Als Rudolf eine Fußverletzung erleidet, nehmen ihn Alexander Puschkin und seine Frau Xenia (Chulpan Khamatova) in ihre kleine Wohnung auf und Xenia beginnt auch eine Affäre mit dem jungen Mann. Nurejew hat allerdings gleichzeitig ein Verhältnis mit dem jungen (ost-)deutschen Tänzer Teja Kremke (Louis Hofmann).
Inzwischen genießt Rudolf die gewonnene Freiheit in Paris zusammen mit Clara, trotz der andauernden Überwachung durch den KGB und einer Verwarnung des Agenten Strischewsky.

AUFGABEN:
a - Zähle alle Personennamen auf, die im Text über Nurejew außerhalb von Klammern stehen, jeden Namen nur einmal.
b - Gib die Stelle aus dem Text über Nurejew wortgetreu wieder, beginnend bei „Als Rudolf eine“ und weiter bis einschließlich „Kremke (Louis Hofmann).“.
Die Zeilen weiter unten werden nicht benötigt.

BEREITGESTELLTE DATEN:

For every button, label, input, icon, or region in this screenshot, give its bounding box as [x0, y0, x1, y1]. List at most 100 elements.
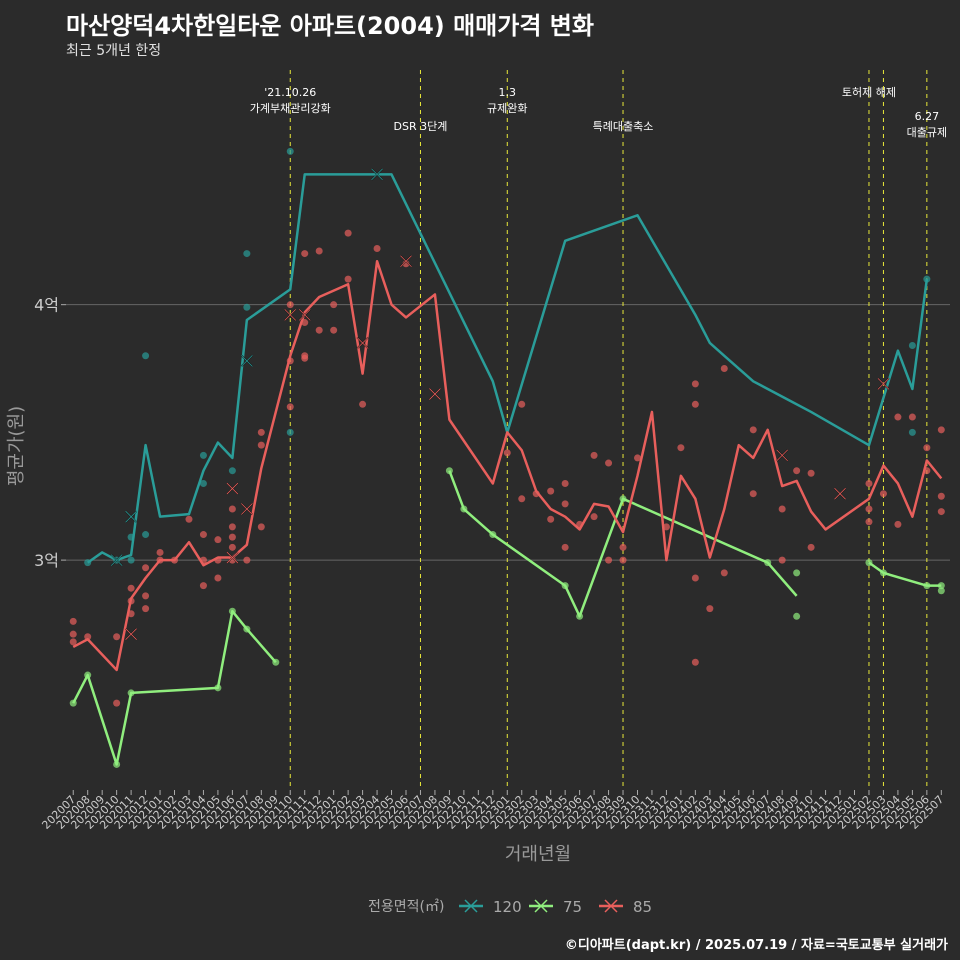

LÖSUNGEN DER AUFGABEN:
a - Rudolf, Alexander Puschkin, Xenia, Nurejew, Teja Kremke, Clara, Strischewsky

b -
Als Rudolf eine Fußverletzung erleidet, nehmen ihn Alexander Puschkin und seine Frau Xenia (Chulpan Khamatova) in ihre kleine Wohnung auf und Xenia beginnt auch eine Affäre mit dem jungen Mann. Nurejew hat allerdings gleichzeitig ein Verhältnis mit dem jungen (ost-)deutschen Tänzer Teja Kremke (Louis Hofmann).